• [TASK TO CARRY OUT]: Repeat every line exactly, keeping the pictures out of the copy.

• [EXTRACTED DATA]:
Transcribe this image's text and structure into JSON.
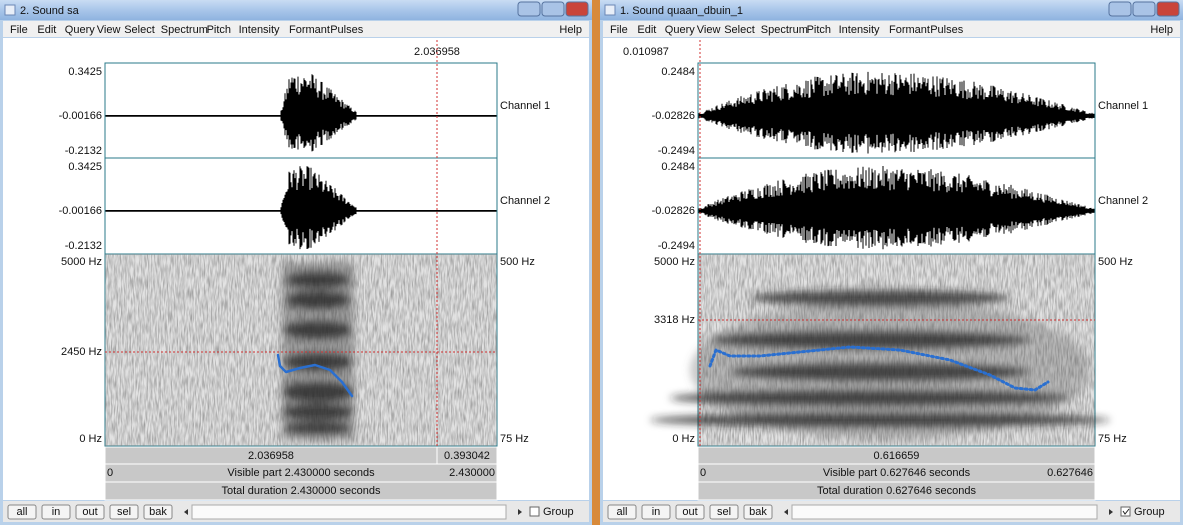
{
  "windows": [
    {
      "title": "2. Sound sa",
      "menu": [
        "File",
        "Edit",
        "Query",
        "View",
        "Select",
        "Spectrum",
        "Pitch",
        "Intensity",
        "Formant",
        "Pulses"
      ],
      "help": "Help",
      "cursor_time": "2.036958",
      "channels": [
        {
          "label": "Channel 1",
          "top": "0.3425",
          "middle": "-0.00166",
          "bottom": "-0.2132"
        },
        {
          "label": "Channel 2",
          "top": "0.3425",
          "middle": "-0.00166",
          "bottom": "-0.2132"
        }
      ],
      "spectrogram": {
        "top": "5000 Hz",
        "cursor": "2450 Hz",
        "bottom": "0 Hz",
        "pitch_top": "500 Hz",
        "pitch_bottom": "75 Hz"
      },
      "selection_bar": [
        "2.036958",
        "0.393042"
      ],
      "visible_bar": {
        "start": "0",
        "text": "Visible part 2.430000 seconds",
        "end": "2.430000"
      },
      "total_bar": "Total duration 2.430000 seconds",
      "buttons": [
        "all",
        "in",
        "out",
        "sel",
        "bak"
      ],
      "group": "Group"
    },
    {
      "title": "1. Sound quaan_dbuin_1",
      "menu": [
        "File",
        "Edit",
        "Query",
        "View",
        "Select",
        "Spectrum",
        "Pitch",
        "Intensity",
        "Formant",
        "Pulses"
      ],
      "help": "Help",
      "cursor_time": "0.010987",
      "channels": [
        {
          "label": "Channel 1",
          "top": "0.2484",
          "middle": "-0.02826",
          "bottom": "-0.2494"
        },
        {
          "label": "Channel 2",
          "top": "0.2484",
          "middle": "-0.02826",
          "bottom": "-0.2494"
        }
      ],
      "spectrogram": {
        "top": "5000 Hz",
        "cursor": "3318 Hz",
        "bottom": "0 Hz",
        "pitch_top": "500 Hz",
        "pitch_bottom": "75 Hz"
      },
      "selection_bar": [
        "0.616659"
      ],
      "visible_bar": {
        "start": "0",
        "text": "Visible part 0.627646 seconds",
        "end": "0.627646"
      },
      "total_bar": "Total duration 0.627646 seconds",
      "buttons": [
        "all",
        "in",
        "out",
        "sel",
        "bak"
      ],
      "group": "Group"
    }
  ]
}
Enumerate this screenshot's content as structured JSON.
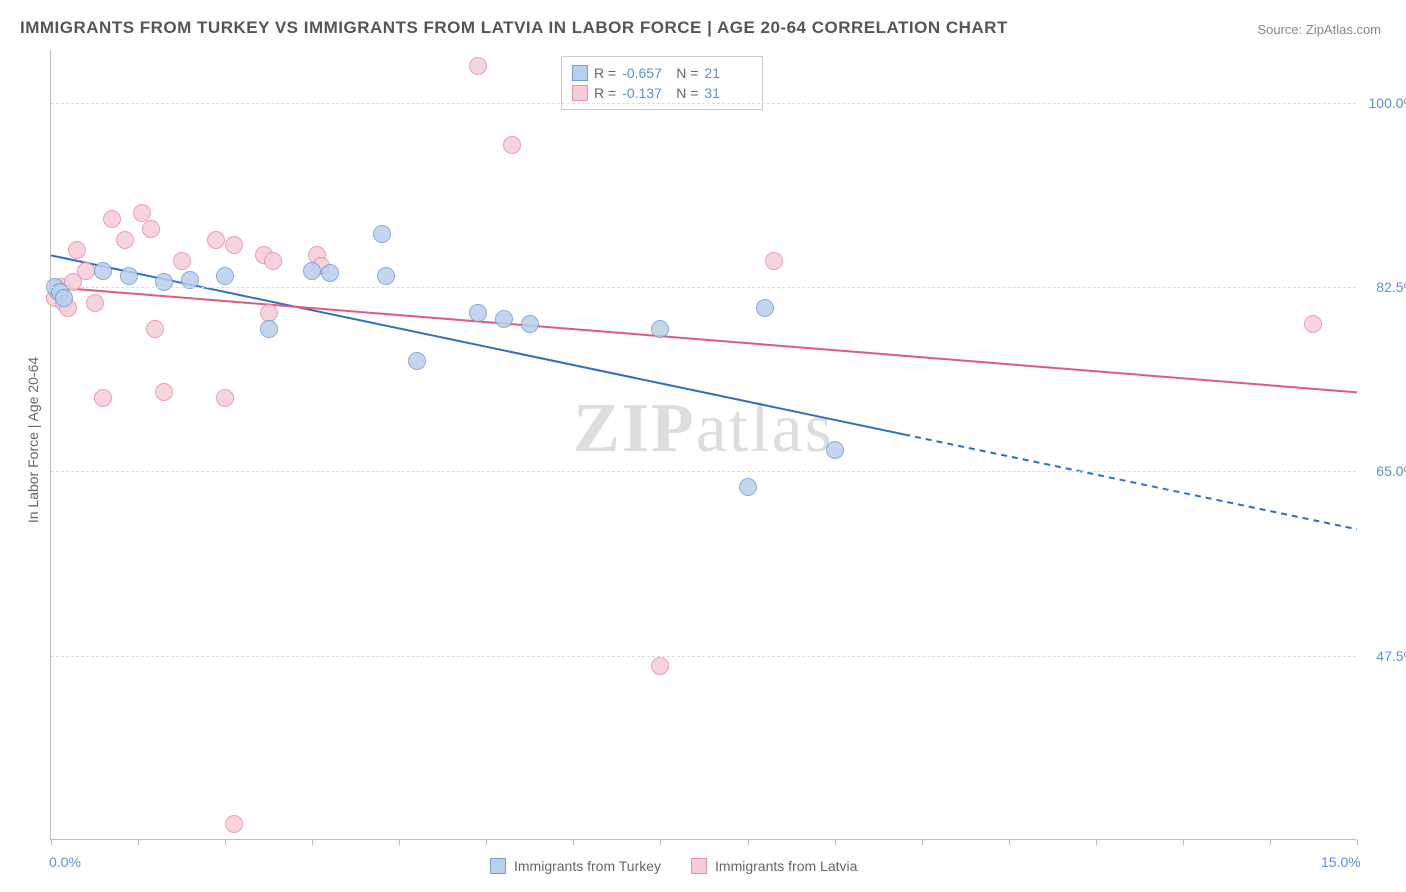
{
  "title": "IMMIGRANTS FROM TURKEY VS IMMIGRANTS FROM LATVIA IN LABOR FORCE | AGE 20-64 CORRELATION CHART",
  "source": "Source: ZipAtlas.com",
  "watermark_a": "ZIP",
  "watermark_b": "atlas",
  "y_axis_label": "In Labor Force | Age 20-64",
  "chart": {
    "type": "scatter",
    "background_color": "#ffffff",
    "grid_color": "#dddddd",
    "axis_color": "#bbbbbb",
    "tick_label_color": "#5b8fd6",
    "text_color": "#666666",
    "title_color": "#555555",
    "title_fontsize": 17,
    "label_fontsize": 14,
    "xlim": [
      0,
      15
    ],
    "ylim": [
      30,
      105
    ],
    "x_ticks": [
      0,
      1,
      2,
      3,
      4,
      5,
      6,
      7,
      8,
      9,
      10,
      11,
      12,
      13,
      14,
      15
    ],
    "x_tick_labels": {
      "0": "0.0%",
      "15": "15.0%"
    },
    "y_grid": [
      47.5,
      65.0,
      82.5,
      100.0
    ],
    "y_tick_labels": [
      "47.5%",
      "65.0%",
      "82.5%",
      "100.0%"
    ],
    "marker_radius": 9,
    "marker_stroke_width": 1,
    "line_width": 2,
    "series": [
      {
        "name": "Immigrants from Turkey",
        "color_fill": "#b9d0ec",
        "color_stroke": "#6f9fd8",
        "line_color": "#2f6fc2",
        "R": "-0.657",
        "N": "21",
        "trend": {
          "x1": 0,
          "y1": 85.5,
          "x2": 9.8,
          "y2": 68.5,
          "x2_ext": 15,
          "y2_ext": 59.5
        },
        "points": [
          {
            "x": 0.05,
            "y": 82.5
          },
          {
            "x": 0.1,
            "y": 82.0
          },
          {
            "x": 0.15,
            "y": 81.5
          },
          {
            "x": 0.6,
            "y": 84.0
          },
          {
            "x": 0.9,
            "y": 83.5
          },
          {
            "x": 1.3,
            "y": 83.0
          },
          {
            "x": 1.6,
            "y": 83.2
          },
          {
            "x": 2.0,
            "y": 83.5
          },
          {
            "x": 2.5,
            "y": 78.5
          },
          {
            "x": 3.0,
            "y": 84.0
          },
          {
            "x": 3.2,
            "y": 83.8
          },
          {
            "x": 3.8,
            "y": 87.5
          },
          {
            "x": 3.85,
            "y": 83.5
          },
          {
            "x": 4.2,
            "y": 75.5
          },
          {
            "x": 4.9,
            "y": 80.0
          },
          {
            "x": 5.2,
            "y": 79.5
          },
          {
            "x": 5.5,
            "y": 79.0
          },
          {
            "x": 7.0,
            "y": 78.5
          },
          {
            "x": 8.0,
            "y": 63.5
          },
          {
            "x": 8.2,
            "y": 80.5
          },
          {
            "x": 9.0,
            "y": 67.0
          }
        ]
      },
      {
        "name": "Immigrants from Latvia",
        "color_fill": "#f6cdd6",
        "color_stroke": "#e890a4",
        "line_color": "#e05a7e",
        "R": "-0.137",
        "N": "31",
        "trend": {
          "x1": 0,
          "y1": 82.5,
          "x2": 15,
          "y2": 72.5
        },
        "points": [
          {
            "x": 0.05,
            "y": 81.5
          },
          {
            "x": 0.08,
            "y": 82.0
          },
          {
            "x": 0.12,
            "y": 82.5
          },
          {
            "x": 0.15,
            "y": 81.0
          },
          {
            "x": 0.2,
            "y": 80.5
          },
          {
            "x": 0.25,
            "y": 83.0
          },
          {
            "x": 0.3,
            "y": 86.0
          },
          {
            "x": 0.4,
            "y": 84.0
          },
          {
            "x": 0.5,
            "y": 81.0
          },
          {
            "x": 0.6,
            "y": 72.0
          },
          {
            "x": 0.7,
            "y": 89.0
          },
          {
            "x": 0.85,
            "y": 87.0
          },
          {
            "x": 1.05,
            "y": 89.5
          },
          {
            "x": 1.15,
            "y": 88.0
          },
          {
            "x": 1.2,
            "y": 78.5
          },
          {
            "x": 1.3,
            "y": 72.5
          },
          {
            "x": 1.5,
            "y": 85.0
          },
          {
            "x": 1.9,
            "y": 87.0
          },
          {
            "x": 2.0,
            "y": 72.0
          },
          {
            "x": 2.1,
            "y": 86.5
          },
          {
            "x": 2.1,
            "y": 31.5
          },
          {
            "x": 2.45,
            "y": 85.5
          },
          {
            "x": 2.55,
            "y": 85.0
          },
          {
            "x": 2.5,
            "y": 80.0
          },
          {
            "x": 3.05,
            "y": 85.5
          },
          {
            "x": 3.1,
            "y": 84.5
          },
          {
            "x": 4.9,
            "y": 103.5
          },
          {
            "x": 5.3,
            "y": 96.0
          },
          {
            "x": 7.0,
            "y": 46.5
          },
          {
            "x": 8.3,
            "y": 85.0
          },
          {
            "x": 14.5,
            "y": 79.0
          }
        ]
      }
    ]
  },
  "legend_top": {
    "R_label": "R =",
    "N_label": "N ="
  },
  "legend_bottom_items": [
    "Immigrants from Turkey",
    "Immigrants from Latvia"
  ]
}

• [ANSWER TO THIS TASK]:
Transcribe this image's text and structure into JSON.
{
  "windows": [
    {
      "title": "2. Sound sa",
      "menu": [
        "File",
        "Edit",
        "Query",
        "View",
        "Select",
        "Spectrum",
        "Pitch",
        "Intensity",
        "Formant",
        "Pulses"
      ],
      "help": "Help",
      "cursor_time": "2.036958",
      "channels": [
        {
          "label": "Channel 1",
          "top": "0.3425",
          "middle": "-0.00166",
          "bottom": "-0.2132"
        },
        {
          "label": "Channel 2",
          "top": "0.3425",
          "middle": "-0.00166",
          "bottom": "-0.2132"
        }
      ],
      "spectrogram": {
        "top": "5000 Hz",
        "cursor": "2450 Hz",
        "bottom": "0 Hz",
        "pitch_top": "500 Hz",
        "pitch_bottom": "75 Hz"
      },
      "selection_bar": [
        "2.036958",
        "0.393042"
      ],
      "visible_bar": {
        "start": "0",
        "text": "Visible part 2.430000 seconds",
        "end": "2.430000"
      },
      "total_bar": "Total duration 2.430000 seconds",
      "buttons": [
        "all",
        "in",
        "out",
        "sel",
        "bak"
      ],
      "group": "Group"
    },
    {
      "title": "1. Sound quaan_dbuin_1",
      "menu": [
        "File",
        "Edit",
        "Query",
        "View",
        "Select",
        "Spectrum",
        "Pitch",
        "Intensity",
        "Formant",
        "Pulses"
      ],
      "help": "Help",
      "cursor_time": "0.010987",
      "channels": [
        {
          "label": "Channel 1",
          "top": "0.2484",
          "middle": "-0.02826",
          "bottom": "-0.2494"
        },
        {
          "label": "Channel 2",
          "top": "0.2484",
          "middle": "-0.02826",
          "bottom": "-0.2494"
        }
      ],
      "spectrogram": {
        "top": "5000 Hz",
        "cursor": "3318 Hz",
        "bottom": "0 Hz",
        "pitch_top": "500 Hz",
        "pitch_bottom": "75 Hz"
      },
      "selection_bar": [
        "0.616659"
      ],
      "visible_bar": {
        "start": "0",
        "text": "Visible part 0.627646 seconds",
        "end": "0.627646"
      },
      "total_bar": "Total duration 0.627646 seconds",
      "buttons": [
        "all",
        "in",
        "out",
        "sel",
        "bak"
      ],
      "group": "Group"
    }
  ]
}
Enumerate this screenshot's content as structured JSON.
{
  "title": "IMMIGRANTS FROM TURKEY VS IMMIGRANTS FROM LATVIA IN LABOR FORCE | AGE 20-64 CORRELATION CHART",
  "source": "Source: ZipAtlas.com",
  "watermark_a": "ZIP",
  "watermark_b": "atlas",
  "y_axis_label": "In Labor Force | Age 20-64",
  "chart": {
    "type": "scatter",
    "background_color": "#ffffff",
    "grid_color": "#dddddd",
    "axis_color": "#bbbbbb",
    "tick_label_color": "#5b8fd6",
    "text_color": "#666666",
    "title_color": "#555555",
    "title_fontsize": 17,
    "label_fontsize": 14,
    "xlim": [
      0,
      15
    ],
    "ylim": [
      30,
      105
    ],
    "x_ticks": [
      0,
      1,
      2,
      3,
      4,
      5,
      6,
      7,
      8,
      9,
      10,
      11,
      12,
      13,
      14,
      15
    ],
    "x_tick_labels": {
      "0": "0.0%",
      "15": "15.0%"
    },
    "y_grid": [
      47.5,
      65.0,
      82.5,
      100.0
    ],
    "y_tick_labels": [
      "47.5%",
      "65.0%",
      "82.5%",
      "100.0%"
    ],
    "marker_radius": 9,
    "marker_stroke_width": 1,
    "line_width": 2,
    "series": [
      {
        "name": "Immigrants from Turkey",
        "color_fill": "#b9d0ec",
        "color_stroke": "#6f9fd8",
        "line_color": "#2f6fc2",
        "R": "-0.657",
        "N": "21",
        "trend": {
          "x1": 0,
          "y1": 85.5,
          "x2": 9.8,
          "y2": 68.5,
          "x2_ext": 15,
          "y2_ext": 59.5
        },
        "points": [
          {
            "x": 0.05,
            "y": 82.5
          },
          {
            "x": 0.1,
            "y": 82.0
          },
          {
            "x": 0.15,
            "y": 81.5
          },
          {
            "x": 0.6,
            "y": 84.0
          },
          {
            "x": 0.9,
            "y": 83.5
          },
          {
            "x": 1.3,
            "y": 83.0
          },
          {
            "x": 1.6,
            "y": 83.2
          },
          {
            "x": 2.0,
            "y": 83.5
          },
          {
            "x": 2.5,
            "y": 78.5
          },
          {
            "x": 3.0,
            "y": 84.0
          },
          {
            "x": 3.2,
            "y": 83.8
          },
          {
            "x": 3.8,
            "y": 87.5
          },
          {
            "x": 3.85,
            "y": 83.5
          },
          {
            "x": 4.2,
            "y": 75.5
          },
          {
            "x": 4.9,
            "y": 80.0
          },
          {
            "x": 5.2,
            "y": 79.5
          },
          {
            "x": 5.5,
            "y": 79.0
          },
          {
            "x": 7.0,
            "y": 78.5
          },
          {
            "x": 8.0,
            "y": 63.5
          },
          {
            "x": 8.2,
            "y": 80.5
          },
          {
            "x": 9.0,
            "y": 67.0
          }
        ]
      },
      {
        "name": "Immigrants from Latvia",
        "color_fill": "#f6cdd6",
        "color_stroke": "#e890a4",
        "line_color": "#e05a7e",
        "R": "-0.137",
        "N": "31",
        "trend": {
          "x1": 0,
          "y1": 82.5,
          "x2": 15,
          "y2": 72.5
        },
        "points": [
          {
            "x": 0.05,
            "y": 81.5
          },
          {
            "x": 0.08,
            "y": 82.0
          },
          {
            "x": 0.12,
            "y": 82.5
          },
          {
            "x": 0.15,
            "y": 81.0
          },
          {
            "x": 0.2,
            "y": 80.5
          },
          {
            "x": 0.25,
            "y": 83.0
          },
          {
            "x": 0.3,
            "y": 86.0
          },
          {
            "x": 0.4,
            "y": 84.0
          },
          {
            "x": 0.5,
            "y": 81.0
          },
          {
            "x": 0.6,
            "y": 72.0
          },
          {
            "x": 0.7,
            "y": 89.0
          },
          {
            "x": 0.85,
            "y": 87.0
          },
          {
            "x": 1.05,
            "y": 89.5
          },
          {
            "x": 1.15,
            "y": 88.0
          },
          {
            "x": 1.2,
            "y": 78.5
          },
          {
            "x": 1.3,
            "y": 72.5
          },
          {
            "x": 1.5,
            "y": 85.0
          },
          {
            "x": 1.9,
            "y": 87.0
          },
          {
            "x": 2.0,
            "y": 72.0
          },
          {
            "x": 2.1,
            "y": 86.5
          },
          {
            "x": 2.1,
            "y": 31.5
          },
          {
            "x": 2.45,
            "y": 85.5
          },
          {
            "x": 2.55,
            "y": 85.0
          },
          {
            "x": 2.5,
            "y": 80.0
          },
          {
            "x": 3.05,
            "y": 85.5
          },
          {
            "x": 3.1,
            "y": 84.5
          },
          {
            "x": 4.9,
            "y": 103.5
          },
          {
            "x": 5.3,
            "y": 96.0
          },
          {
            "x": 7.0,
            "y": 46.5
          },
          {
            "x": 8.3,
            "y": 85.0
          },
          {
            "x": 14.5,
            "y": 79.0
          }
        ]
      }
    ]
  },
  "legend_top": {
    "R_label": "R =",
    "N_label": "N ="
  },
  "legend_bottom_items": [
    "Immigrants from Turkey",
    "Immigrants from Latvia"
  ]
}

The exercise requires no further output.